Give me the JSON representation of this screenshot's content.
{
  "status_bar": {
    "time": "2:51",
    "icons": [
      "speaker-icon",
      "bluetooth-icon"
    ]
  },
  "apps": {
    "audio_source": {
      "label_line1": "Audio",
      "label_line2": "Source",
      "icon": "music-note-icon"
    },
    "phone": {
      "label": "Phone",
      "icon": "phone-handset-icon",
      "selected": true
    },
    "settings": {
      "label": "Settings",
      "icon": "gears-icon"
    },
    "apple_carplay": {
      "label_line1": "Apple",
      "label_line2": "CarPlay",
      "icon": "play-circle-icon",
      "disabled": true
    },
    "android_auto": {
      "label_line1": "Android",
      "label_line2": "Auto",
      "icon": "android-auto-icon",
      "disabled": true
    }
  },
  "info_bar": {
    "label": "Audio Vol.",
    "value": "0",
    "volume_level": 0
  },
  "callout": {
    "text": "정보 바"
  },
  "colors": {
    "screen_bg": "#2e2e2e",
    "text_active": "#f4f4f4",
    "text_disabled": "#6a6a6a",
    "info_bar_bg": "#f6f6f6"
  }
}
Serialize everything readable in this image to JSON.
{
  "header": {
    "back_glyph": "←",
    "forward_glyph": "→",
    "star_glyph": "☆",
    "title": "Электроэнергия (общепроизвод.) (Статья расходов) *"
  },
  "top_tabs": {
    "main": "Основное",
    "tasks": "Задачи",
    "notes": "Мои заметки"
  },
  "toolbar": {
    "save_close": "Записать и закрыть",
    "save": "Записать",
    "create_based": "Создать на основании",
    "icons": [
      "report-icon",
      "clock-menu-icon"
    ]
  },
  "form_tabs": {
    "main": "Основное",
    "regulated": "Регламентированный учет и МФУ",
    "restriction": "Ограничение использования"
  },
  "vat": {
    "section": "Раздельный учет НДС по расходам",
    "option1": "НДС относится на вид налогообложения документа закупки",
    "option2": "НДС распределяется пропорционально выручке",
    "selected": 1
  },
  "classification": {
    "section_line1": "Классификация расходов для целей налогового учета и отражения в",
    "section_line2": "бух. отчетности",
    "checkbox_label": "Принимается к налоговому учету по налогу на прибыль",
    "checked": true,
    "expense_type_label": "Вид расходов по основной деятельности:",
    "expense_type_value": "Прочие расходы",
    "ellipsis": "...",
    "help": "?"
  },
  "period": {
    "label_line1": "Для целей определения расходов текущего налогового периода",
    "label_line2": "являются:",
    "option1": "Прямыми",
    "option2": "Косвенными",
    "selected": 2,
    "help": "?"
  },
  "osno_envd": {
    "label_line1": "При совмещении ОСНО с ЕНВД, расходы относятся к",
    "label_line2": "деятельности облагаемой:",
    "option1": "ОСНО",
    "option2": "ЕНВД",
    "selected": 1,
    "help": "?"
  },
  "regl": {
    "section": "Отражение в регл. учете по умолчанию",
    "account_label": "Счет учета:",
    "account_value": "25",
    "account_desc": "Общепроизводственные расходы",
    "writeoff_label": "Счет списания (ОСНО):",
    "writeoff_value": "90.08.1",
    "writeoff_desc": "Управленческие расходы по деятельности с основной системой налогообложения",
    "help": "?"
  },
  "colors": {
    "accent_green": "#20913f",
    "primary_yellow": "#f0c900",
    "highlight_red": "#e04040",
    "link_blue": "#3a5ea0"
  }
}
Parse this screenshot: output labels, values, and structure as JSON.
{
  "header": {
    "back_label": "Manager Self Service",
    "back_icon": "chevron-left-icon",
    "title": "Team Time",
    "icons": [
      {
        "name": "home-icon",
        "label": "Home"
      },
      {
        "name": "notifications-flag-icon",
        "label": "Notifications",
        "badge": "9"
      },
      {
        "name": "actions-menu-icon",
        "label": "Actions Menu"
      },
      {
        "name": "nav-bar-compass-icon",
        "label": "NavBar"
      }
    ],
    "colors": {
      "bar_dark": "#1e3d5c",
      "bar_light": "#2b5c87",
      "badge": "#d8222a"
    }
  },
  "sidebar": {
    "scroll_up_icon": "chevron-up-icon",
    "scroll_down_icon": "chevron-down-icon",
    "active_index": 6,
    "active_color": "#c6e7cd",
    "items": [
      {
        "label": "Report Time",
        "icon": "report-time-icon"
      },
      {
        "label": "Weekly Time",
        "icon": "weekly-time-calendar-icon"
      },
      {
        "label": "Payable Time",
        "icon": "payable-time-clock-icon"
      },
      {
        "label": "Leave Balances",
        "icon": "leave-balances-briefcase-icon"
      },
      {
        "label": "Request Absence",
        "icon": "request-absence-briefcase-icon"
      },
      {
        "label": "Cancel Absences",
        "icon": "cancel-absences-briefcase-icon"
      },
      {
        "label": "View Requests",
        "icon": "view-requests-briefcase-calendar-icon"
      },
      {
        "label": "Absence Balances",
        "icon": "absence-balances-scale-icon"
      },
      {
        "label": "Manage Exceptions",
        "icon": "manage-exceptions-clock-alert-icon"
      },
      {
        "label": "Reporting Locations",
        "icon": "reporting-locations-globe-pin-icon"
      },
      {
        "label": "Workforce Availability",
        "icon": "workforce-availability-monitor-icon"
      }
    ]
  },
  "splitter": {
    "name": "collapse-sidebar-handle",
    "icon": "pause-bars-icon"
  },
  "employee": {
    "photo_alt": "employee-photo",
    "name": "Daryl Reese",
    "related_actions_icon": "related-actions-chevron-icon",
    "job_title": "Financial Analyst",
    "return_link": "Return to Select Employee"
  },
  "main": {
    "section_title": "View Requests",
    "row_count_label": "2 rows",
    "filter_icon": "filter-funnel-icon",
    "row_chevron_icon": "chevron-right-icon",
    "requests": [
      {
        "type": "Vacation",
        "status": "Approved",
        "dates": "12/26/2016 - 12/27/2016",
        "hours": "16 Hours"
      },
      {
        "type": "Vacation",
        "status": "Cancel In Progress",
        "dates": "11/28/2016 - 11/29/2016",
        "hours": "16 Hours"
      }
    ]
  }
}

What is required
Send back each record exactly as it stands.

Correct output
Give me the JSON representation of this screenshot's content.
{
  "status_bar": {
    "time": "2:51",
    "icons": [
      "speaker-icon",
      "bluetooth-icon"
    ]
  },
  "apps": {
    "audio_source": {
      "label_line1": "Audio",
      "label_line2": "Source",
      "icon": "music-note-icon"
    },
    "phone": {
      "label": "Phone",
      "icon": "phone-handset-icon",
      "selected": true
    },
    "settings": {
      "label": "Settings",
      "icon": "gears-icon"
    },
    "apple_carplay": {
      "label_line1": "Apple",
      "label_line2": "CarPlay",
      "icon": "play-circle-icon",
      "disabled": true
    },
    "android_auto": {
      "label_line1": "Android",
      "label_line2": "Auto",
      "icon": "android-auto-icon",
      "disabled": true
    }
  },
  "info_bar": {
    "label": "Audio Vol.",
    "value": "0",
    "volume_level": 0
  },
  "callout": {
    "text": "정보 바"
  },
  "colors": {
    "screen_bg": "#2e2e2e",
    "text_active": "#f4f4f4",
    "text_disabled": "#6a6a6a",
    "info_bar_bg": "#f6f6f6"
  }
}
Serialize everything readable in this image to JSON.
{
  "header": {
    "back_glyph": "←",
    "forward_glyph": "→",
    "star_glyph": "☆",
    "title": "Электроэнергия (общепроизвод.) (Статья расходов) *"
  },
  "top_tabs": {
    "main": "Основное",
    "tasks": "Задачи",
    "notes": "Мои заметки"
  },
  "toolbar": {
    "save_close": "Записать и закрыть",
    "save": "Записать",
    "create_based": "Создать на основании",
    "icons": [
      "report-icon",
      "clock-menu-icon"
    ]
  },
  "form_tabs": {
    "main": "Основное",
    "regulated": "Регламентированный учет и МФУ",
    "restriction": "Ограничение использования"
  },
  "vat": {
    "section": "Раздельный учет НДС по расходам",
    "option1": "НДС относится на вид налогообложения документа закупки",
    "option2": "НДС распределяется пропорционально выручке",
    "selected": 1
  },
  "classification": {
    "section_line1": "Классификация расходов для целей налогового учета и отражения в",
    "section_line2": "бух. отчетности",
    "checkbox_label": "Принимается к налоговому учету по налогу на прибыль",
    "checked": true,
    "expense_type_label": "Вид расходов по основной деятельности:",
    "expense_type_value": "Прочие расходы",
    "ellipsis": "...",
    "help": "?"
  },
  "period": {
    "label_line1": "Для целей определения расходов текущего налогового периода",
    "label_line2": "являются:",
    "option1": "Прямыми",
    "option2": "Косвенными",
    "selected": 2,
    "help": "?"
  },
  "osno_envd": {
    "label_line1": "При совмещении ОСНО с ЕНВД, расходы относятся к",
    "label_line2": "деятельности облагаемой:",
    "option1": "ОСНО",
    "option2": "ЕНВД",
    "selected": 1,
    "help": "?"
  },
  "regl": {
    "section": "Отражение в регл. учете по умолчанию",
    "account_label": "Счет учета:",
    "account_value": "25",
    "account_desc": "Общепроизводственные расходы",
    "writeoff_label": "Счет списания (ОСНО):",
    "writeoff_value": "90.08.1",
    "writeoff_desc": "Управленческие расходы по деятельности с основной системой налогообложения",
    "help": "?"
  },
  "colors": {
    "accent_green": "#20913f",
    "primary_yellow": "#f0c900",
    "highlight_red": "#e04040",
    "link_blue": "#3a5ea0"
  }
}
Parse this screenshot: output labels, values, and structure as JSON.
{
  "header": {
    "back_label": "Manager Self Service",
    "back_icon": "chevron-left-icon",
    "title": "Team Time",
    "icons": [
      {
        "name": "home-icon",
        "label": "Home"
      },
      {
        "name": "notifications-flag-icon",
        "label": "Notifications",
        "badge": "9"
      },
      {
        "name": "actions-menu-icon",
        "label": "Actions Menu"
      },
      {
        "name": "nav-bar-compass-icon",
        "label": "NavBar"
      }
    ],
    "colors": {
      "bar_dark": "#1e3d5c",
      "bar_light": "#2b5c87",
      "badge": "#d8222a"
    }
  },
  "sidebar": {
    "scroll_up_icon": "chevron-up-icon",
    "scroll_down_icon": "chevron-down-icon",
    "active_index": 6,
    "active_color": "#c6e7cd",
    "items": [
      {
        "label": "Report Time",
        "icon": "report-time-icon"
      },
      {
        "label": "Weekly Time",
        "icon": "weekly-time-calendar-icon"
      },
      {
        "label": "Payable Time",
        "icon": "payable-time-clock-icon"
      },
      {
        "label": "Leave Balances",
        "icon": "leave-balances-briefcase-icon"
      },
      {
        "label": "Request Absence",
        "icon": "request-absence-briefcase-icon"
      },
      {
        "label": "Cancel Absences",
        "icon": "cancel-absences-briefcase-icon"
      },
      {
        "label": "View Requests",
        "icon": "view-requests-briefcase-calendar-icon"
      },
      {
        "label": "Absence Balances",
        "icon": "absence-balances-scale-icon"
      },
      {
        "label": "Manage Exceptions",
        "icon": "manage-exceptions-clock-alert-icon"
      },
      {
        "label": "Reporting Locations",
        "icon": "reporting-locations-globe-pin-icon"
      },
      {
        "label": "Workforce Availability",
        "icon": "workforce-availability-monitor-icon"
      }
    ]
  },
  "splitter": {
    "name": "collapse-sidebar-handle",
    "icon": "pause-bars-icon"
  },
  "employee": {
    "photo_alt": "employee-photo",
    "name": "Daryl Reese",
    "related_actions_icon": "related-actions-chevron-icon",
    "job_title": "Financial Analyst",
    "return_link": "Return to Select Employee"
  },
  "main": {
    "section_title": "View Requests",
    "row_count_label": "2 rows",
    "filter_icon": "filter-funnel-icon",
    "row_chevron_icon": "chevron-right-icon",
    "requests": [
      {
        "type": "Vacation",
        "status": "Approved",
        "dates": "12/26/2016 - 12/27/2016",
        "hours": "16 Hours"
      },
      {
        "type": "Vacation",
        "status": "Cancel In Progress",
        "dates": "11/28/2016 - 11/29/2016",
        "hours": "16 Hours"
      }
    ]
  }
}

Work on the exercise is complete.